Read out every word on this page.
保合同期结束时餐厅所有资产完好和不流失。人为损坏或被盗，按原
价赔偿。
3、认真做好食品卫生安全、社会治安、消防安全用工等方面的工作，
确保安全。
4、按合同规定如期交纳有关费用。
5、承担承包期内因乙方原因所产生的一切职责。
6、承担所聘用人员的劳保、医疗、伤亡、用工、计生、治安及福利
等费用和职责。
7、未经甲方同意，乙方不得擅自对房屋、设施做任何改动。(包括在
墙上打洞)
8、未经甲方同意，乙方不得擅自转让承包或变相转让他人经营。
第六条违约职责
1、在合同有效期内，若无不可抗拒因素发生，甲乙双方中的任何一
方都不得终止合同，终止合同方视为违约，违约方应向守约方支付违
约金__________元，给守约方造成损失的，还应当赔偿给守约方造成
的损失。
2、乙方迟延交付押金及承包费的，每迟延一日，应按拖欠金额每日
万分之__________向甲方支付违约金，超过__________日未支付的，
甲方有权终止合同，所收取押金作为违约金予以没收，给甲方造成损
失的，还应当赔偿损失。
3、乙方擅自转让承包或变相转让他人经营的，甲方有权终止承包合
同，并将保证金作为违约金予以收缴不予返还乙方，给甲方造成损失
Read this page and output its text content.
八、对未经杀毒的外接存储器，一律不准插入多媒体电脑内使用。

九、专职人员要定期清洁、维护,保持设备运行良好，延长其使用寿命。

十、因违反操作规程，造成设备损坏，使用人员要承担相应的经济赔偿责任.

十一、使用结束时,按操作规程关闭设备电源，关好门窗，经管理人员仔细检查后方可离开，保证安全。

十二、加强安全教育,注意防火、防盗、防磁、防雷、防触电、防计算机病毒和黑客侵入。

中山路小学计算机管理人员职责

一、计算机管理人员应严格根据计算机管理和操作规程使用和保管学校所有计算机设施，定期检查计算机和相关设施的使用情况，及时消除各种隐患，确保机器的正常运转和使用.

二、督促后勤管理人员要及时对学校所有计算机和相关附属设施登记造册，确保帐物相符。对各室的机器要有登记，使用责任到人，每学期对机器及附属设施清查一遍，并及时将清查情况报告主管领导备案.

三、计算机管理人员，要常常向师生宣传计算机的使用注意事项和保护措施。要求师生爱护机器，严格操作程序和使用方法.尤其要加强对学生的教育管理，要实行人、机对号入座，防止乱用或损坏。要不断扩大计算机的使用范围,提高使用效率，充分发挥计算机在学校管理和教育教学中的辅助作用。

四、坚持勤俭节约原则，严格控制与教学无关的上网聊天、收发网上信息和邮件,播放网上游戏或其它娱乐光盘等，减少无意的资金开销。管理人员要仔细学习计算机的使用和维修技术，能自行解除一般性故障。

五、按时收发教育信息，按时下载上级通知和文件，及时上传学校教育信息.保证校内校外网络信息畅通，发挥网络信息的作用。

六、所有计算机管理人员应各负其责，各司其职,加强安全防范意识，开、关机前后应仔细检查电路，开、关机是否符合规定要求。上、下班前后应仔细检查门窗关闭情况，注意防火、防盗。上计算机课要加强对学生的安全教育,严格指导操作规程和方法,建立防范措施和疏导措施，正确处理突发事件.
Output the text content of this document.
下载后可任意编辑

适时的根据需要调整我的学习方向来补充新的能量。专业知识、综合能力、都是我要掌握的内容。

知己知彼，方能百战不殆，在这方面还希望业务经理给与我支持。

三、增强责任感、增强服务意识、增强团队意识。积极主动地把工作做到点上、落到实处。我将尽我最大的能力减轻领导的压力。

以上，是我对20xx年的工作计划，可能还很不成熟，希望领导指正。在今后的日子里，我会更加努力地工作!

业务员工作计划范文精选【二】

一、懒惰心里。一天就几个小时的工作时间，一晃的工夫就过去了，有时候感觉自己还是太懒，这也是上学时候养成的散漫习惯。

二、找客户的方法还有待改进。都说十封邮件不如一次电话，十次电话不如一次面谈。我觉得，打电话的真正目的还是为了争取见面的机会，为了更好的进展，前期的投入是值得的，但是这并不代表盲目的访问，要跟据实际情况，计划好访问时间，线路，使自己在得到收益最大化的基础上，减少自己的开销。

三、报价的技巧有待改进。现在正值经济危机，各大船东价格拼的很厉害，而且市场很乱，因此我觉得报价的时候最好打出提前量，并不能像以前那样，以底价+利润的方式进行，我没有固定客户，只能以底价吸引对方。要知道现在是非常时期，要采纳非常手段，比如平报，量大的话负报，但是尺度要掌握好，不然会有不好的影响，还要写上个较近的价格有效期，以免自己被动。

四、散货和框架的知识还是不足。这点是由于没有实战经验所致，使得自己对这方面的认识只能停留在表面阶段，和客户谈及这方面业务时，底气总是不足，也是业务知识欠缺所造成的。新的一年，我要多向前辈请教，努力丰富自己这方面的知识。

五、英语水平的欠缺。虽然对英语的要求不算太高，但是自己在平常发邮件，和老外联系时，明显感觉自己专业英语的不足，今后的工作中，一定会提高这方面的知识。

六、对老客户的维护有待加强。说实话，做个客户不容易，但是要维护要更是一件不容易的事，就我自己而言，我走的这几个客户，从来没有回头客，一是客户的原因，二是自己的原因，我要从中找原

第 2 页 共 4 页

* * *

From the entries above, copy every line where the word "this" shows up.

Read out every word on this page.
Read this page and output its text content.
Output the text content of this document.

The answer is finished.